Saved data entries
* begin *
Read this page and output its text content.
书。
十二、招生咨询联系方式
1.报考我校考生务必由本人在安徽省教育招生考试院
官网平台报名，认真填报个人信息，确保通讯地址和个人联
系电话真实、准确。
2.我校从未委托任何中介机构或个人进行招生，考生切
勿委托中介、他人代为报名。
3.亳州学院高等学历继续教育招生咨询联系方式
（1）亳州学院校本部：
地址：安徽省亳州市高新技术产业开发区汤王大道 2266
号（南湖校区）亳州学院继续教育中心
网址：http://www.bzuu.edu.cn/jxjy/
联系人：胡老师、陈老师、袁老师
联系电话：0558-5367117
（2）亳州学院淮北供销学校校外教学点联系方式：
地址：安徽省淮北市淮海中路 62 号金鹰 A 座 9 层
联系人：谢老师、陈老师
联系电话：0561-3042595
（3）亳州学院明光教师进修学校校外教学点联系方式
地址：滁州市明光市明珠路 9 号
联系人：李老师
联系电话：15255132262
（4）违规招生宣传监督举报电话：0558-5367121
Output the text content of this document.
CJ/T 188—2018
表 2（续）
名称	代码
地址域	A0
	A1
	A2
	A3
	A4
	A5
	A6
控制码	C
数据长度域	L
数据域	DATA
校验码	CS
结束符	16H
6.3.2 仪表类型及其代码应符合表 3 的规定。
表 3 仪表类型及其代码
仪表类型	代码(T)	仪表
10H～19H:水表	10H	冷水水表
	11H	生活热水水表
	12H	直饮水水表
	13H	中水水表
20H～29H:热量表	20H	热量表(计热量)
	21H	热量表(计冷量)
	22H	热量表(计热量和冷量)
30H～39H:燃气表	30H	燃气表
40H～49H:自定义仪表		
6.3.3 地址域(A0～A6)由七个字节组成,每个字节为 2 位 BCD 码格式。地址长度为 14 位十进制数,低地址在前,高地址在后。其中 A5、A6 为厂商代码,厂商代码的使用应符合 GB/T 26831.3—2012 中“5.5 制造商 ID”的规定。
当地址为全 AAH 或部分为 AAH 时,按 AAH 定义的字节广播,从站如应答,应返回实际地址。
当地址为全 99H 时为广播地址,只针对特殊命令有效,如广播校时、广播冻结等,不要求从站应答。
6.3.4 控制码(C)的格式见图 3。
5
* end *
YOUR OBJECTIVE
Write out every line from the records above, word for word.

SOLVED EXERCISE
Read this page and output its text content.
书。
十二、招生咨询联系方式
1.报考我校考生务必由本人在安徽省教育招生考试院
官网平台报名，认真填报个人信息，确保通讯地址和个人联
系电话真实、准确。
2.我校从未委托任何中介机构或个人进行招生，考生切
勿委托中介、他人代为报名。
3.亳州学院高等学历继续教育招生咨询联系方式
（1）亳州学院校本部：
地址：安徽省亳州市高新技术产业开发区汤王大道 2266
号（南湖校区）亳州学院继续教育中心
网址：http://www.bzuu.edu.cn/jxjy/
联系人：胡老师、陈老师、袁老师
联系电话：0558-5367117
（2）亳州学院淮北供销学校校外教学点联系方式：
地址：安徽省淮北市淮海中路 62 号金鹰 A 座 9 层
联系人：谢老师、陈老师
联系电话：0561-3042595
（3）亳州学院明光教师进修学校校外教学点联系方式
地址：滁州市明光市明珠路 9 号
联系人：李老师
联系电话：15255132262
（4）违规招生宣传监督举报电话：0558-5367121
Output the text content of this document.
CJ/T 188—2018
表 2（续）
名称	代码
地址域	A0
	A1
	A2
	A3
	A4
	A5
	A6
控制码	C
数据长度域	L
数据域	DATA
校验码	CS
结束符	16H
6.3.2 仪表类型及其代码应符合表 3 的规定。
表 3 仪表类型及其代码
仪表类型	代码(T)	仪表
10H～19H:水表	10H	冷水水表
	11H	生活热水水表
	12H	直饮水水表
	13H	中水水表
20H～29H:热量表	20H	热量表(计热量)
	21H	热量表(计冷量)
	22H	热量表(计热量和冷量)
30H～39H:燃气表	30H	燃气表
40H～49H:自定义仪表		
6.3.3 地址域(A0～A6)由七个字节组成,每个字节为 2 位 BCD 码格式。地址长度为 14 位十进制数,低地址在前,高地址在后。其中 A5、A6 为厂商代码,厂商代码的使用应符合 GB/T 26831.3—2012 中“5.5 制造商 ID”的规定。
当地址为全 AAH 或部分为 AAH 时,按 AAH 定义的字节广播,从站如应答,应返回实际地址。
当地址为全 99H 时为广播地址,只针对特殊命令有效,如广播校时、广播冻结等,不要求从站应答。
6.3.4 控制码(C)的格式见图 3。
5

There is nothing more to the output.